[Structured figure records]
************

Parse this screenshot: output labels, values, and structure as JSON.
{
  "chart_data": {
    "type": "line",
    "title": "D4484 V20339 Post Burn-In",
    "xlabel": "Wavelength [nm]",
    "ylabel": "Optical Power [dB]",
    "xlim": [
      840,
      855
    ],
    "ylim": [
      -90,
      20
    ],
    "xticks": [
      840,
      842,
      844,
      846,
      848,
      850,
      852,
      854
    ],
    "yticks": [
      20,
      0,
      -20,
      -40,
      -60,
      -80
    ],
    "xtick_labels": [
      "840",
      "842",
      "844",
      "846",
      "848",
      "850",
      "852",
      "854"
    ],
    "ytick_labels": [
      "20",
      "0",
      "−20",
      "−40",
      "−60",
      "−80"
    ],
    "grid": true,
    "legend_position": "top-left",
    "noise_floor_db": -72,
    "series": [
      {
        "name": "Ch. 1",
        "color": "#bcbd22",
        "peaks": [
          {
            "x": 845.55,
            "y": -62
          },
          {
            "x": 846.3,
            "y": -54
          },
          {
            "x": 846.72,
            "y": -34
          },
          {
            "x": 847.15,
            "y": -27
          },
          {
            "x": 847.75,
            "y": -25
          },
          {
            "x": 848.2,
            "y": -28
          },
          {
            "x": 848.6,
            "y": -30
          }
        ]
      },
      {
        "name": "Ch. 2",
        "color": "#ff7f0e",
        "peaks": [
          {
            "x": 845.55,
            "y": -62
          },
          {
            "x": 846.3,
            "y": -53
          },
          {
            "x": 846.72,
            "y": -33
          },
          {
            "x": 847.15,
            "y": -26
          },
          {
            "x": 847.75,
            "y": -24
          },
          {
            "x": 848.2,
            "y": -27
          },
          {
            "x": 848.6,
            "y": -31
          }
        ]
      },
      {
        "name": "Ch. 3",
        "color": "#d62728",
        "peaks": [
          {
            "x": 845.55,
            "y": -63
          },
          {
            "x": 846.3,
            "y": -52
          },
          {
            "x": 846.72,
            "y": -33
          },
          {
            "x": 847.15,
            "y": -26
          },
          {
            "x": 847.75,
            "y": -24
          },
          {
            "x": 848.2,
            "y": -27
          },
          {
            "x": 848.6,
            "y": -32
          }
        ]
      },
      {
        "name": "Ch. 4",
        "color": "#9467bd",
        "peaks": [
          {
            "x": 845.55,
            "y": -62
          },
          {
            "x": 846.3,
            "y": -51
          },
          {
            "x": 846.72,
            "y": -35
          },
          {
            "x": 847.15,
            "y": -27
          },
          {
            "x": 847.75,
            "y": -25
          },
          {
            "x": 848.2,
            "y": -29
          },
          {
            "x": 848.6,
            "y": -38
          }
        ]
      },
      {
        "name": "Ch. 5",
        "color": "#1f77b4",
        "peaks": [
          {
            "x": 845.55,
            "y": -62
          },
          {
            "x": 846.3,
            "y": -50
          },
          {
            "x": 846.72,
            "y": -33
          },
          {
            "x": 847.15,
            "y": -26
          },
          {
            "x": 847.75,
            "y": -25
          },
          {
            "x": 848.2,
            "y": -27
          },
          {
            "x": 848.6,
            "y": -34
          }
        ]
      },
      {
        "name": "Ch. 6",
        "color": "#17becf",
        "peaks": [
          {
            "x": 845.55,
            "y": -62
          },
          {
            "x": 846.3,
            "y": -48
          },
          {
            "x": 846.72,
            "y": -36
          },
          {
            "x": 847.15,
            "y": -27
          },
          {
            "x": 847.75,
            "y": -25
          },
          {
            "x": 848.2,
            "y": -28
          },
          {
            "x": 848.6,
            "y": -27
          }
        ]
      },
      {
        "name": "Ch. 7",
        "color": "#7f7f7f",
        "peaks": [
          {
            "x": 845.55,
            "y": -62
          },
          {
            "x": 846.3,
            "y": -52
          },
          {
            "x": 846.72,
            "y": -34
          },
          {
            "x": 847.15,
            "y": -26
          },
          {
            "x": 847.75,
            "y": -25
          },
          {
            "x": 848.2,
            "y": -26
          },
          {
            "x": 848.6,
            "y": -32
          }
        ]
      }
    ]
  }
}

************

§ Challenge: Output the listing above word for word.

§ The reply:
Parse this screenshot: output labels, values, and structure as JSON.
{
  "chart_data": {
    "type": "line",
    "title": "D4484 V20339 Post Burn-In",
    "xlabel": "Wavelength [nm]",
    "ylabel": "Optical Power [dB]",
    "xlim": [
      840,
      855
    ],
    "ylim": [
      -90,
      20
    ],
    "xticks": [
      840,
      842,
      844,
      846,
      848,
      850,
      852,
      854
    ],
    "yticks": [
      20,
      0,
      -20,
      -40,
      -60,
      -80
    ],
    "xtick_labels": [
      "840",
      "842",
      "844",
      "846",
      "848",
      "850",
      "852",
      "854"
    ],
    "ytick_labels": [
      "20",
      "0",
      "−20",
      "−40",
      "−60",
      "−80"
    ],
    "grid": true,
    "legend_position": "top-left",
    "noise_floor_db": -72,
    "series": [
      {
        "name": "Ch. 1",
        "color": "#bcbd22",
        "peaks": [
          {
            "x": 845.55,
            "y": -62
          },
          {
            "x": 846.3,
            "y": -54
          },
          {
            "x": 846.72,
            "y": -34
          },
          {
            "x": 847.15,
            "y": -27
          },
          {
            "x": 847.75,
            "y": -25
          },
          {
            "x": 848.2,
            "y": -28
          },
          {
            "x": 848.6,
            "y": -30
          }
        ]
      },
      {
        "name": "Ch. 2",
        "color": "#ff7f0e",
        "peaks": [
          {
            "x": 845.55,
            "y": -62
          },
          {
            "x": 846.3,
            "y": -53
          },
          {
            "x": 846.72,
            "y": -33
          },
          {
            "x": 847.15,
            "y": -26
          },
          {
            "x": 847.75,
            "y": -24
          },
          {
            "x": 848.2,
            "y": -27
          },
          {
            "x": 848.6,
            "y": -31
          }
        ]
      },
      {
        "name": "Ch. 3",
        "color": "#d62728",
        "peaks": [
          {
            "x": 845.55,
            "y": -63
          },
          {
            "x": 846.3,
            "y": -52
          },
          {
            "x": 846.72,
            "y": -33
          },
          {
            "x": 847.15,
            "y": -26
          },
          {
            "x": 847.75,
            "y": -24
          },
          {
            "x": 848.2,
            "y": -27
          },
          {
            "x": 848.6,
            "y": -32
          }
        ]
      },
      {
        "name": "Ch. 4",
        "color": "#9467bd",
        "peaks": [
          {
            "x": 845.55,
            "y": -62
          },
          {
            "x": 846.3,
            "y": -51
          },
          {
            "x": 846.72,
            "y": -35
          },
          {
            "x": 847.15,
            "y": -27
          },
          {
            "x": 847.75,
            "y": -25
          },
          {
            "x": 848.2,
            "y": -29
          },
          {
            "x": 848.6,
            "y": -38
          }
        ]
      },
      {
        "name": "Ch. 5",
        "color": "#1f77b4",
        "peaks": [
          {
            "x": 845.55,
            "y": -62
          },
          {
            "x": 846.3,
            "y": -50
          },
          {
            "x": 846.72,
            "y": -33
          },
          {
            "x": 847.15,
            "y": -26
          },
          {
            "x": 847.75,
            "y": -25
          },
          {
            "x": 848.2,
            "y": -27
          },
          {
            "x": 848.6,
            "y": -34
          }
        ]
      },
      {
        "name": "Ch. 6",
        "color": "#17becf",
        "peaks": [
          {
            "x": 845.55,
            "y": -62
          },
          {
            "x": 846.3,
            "y": -48
          },
          {
            "x": 846.72,
            "y": -36
          },
          {
            "x": 847.15,
            "y": -27
          },
          {
            "x": 847.75,
            "y": -25
          },
          {
            "x": 848.2,
            "y": -28
          },
          {
            "x": 848.6,
            "y": -27
          }
        ]
      },
      {
        "name": "Ch. 7",
        "color": "#7f7f7f",
        "peaks": [
          {
            "x": 845.55,
            "y": -62
          },
          {
            "x": 846.3,
            "y": -52
          },
          {
            "x": 846.72,
            "y": -34
          },
          {
            "x": 847.15,
            "y": -26
          },
          {
            "x": 847.75,
            "y": -25
          },
          {
            "x": 848.2,
            "y": -26
          },
          {
            "x": 848.6,
            "y": -32
          }
        ]
      }
    ]
  }
}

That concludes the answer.